-- START OF EXCERPTED DATA --
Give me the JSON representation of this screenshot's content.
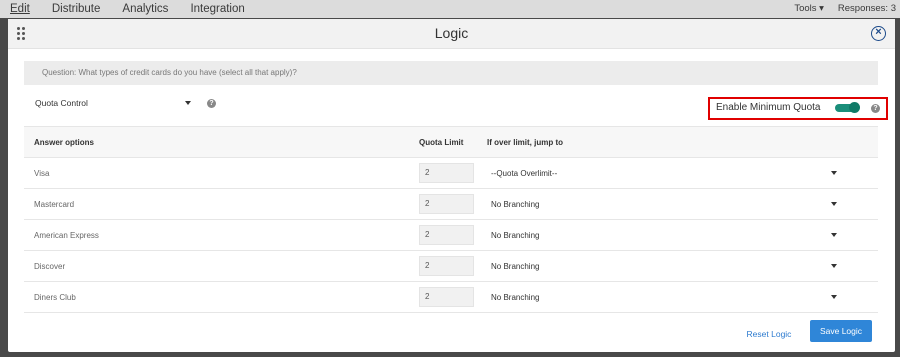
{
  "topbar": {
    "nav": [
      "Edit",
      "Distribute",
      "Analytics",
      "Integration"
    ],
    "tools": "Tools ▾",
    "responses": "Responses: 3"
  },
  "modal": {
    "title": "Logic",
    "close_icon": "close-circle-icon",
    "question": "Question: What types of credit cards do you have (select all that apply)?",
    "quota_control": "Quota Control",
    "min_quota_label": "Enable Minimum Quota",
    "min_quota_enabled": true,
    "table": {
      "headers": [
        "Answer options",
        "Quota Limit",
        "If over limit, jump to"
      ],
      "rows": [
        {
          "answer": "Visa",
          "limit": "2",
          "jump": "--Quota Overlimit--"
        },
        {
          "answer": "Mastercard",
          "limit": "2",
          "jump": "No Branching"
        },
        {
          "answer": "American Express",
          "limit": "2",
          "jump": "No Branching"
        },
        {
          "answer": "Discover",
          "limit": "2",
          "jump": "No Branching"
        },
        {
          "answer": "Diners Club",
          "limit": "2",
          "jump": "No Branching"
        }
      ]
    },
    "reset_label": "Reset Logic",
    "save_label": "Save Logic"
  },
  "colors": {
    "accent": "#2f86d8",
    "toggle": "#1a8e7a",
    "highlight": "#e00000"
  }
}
-- END OF EXCERPTED DATA --
Search the data for the string "Logic". List each line that has it.

    "title": "Logic",
    "reset_label": "Reset Logic",
    "save_label": "Save Logic"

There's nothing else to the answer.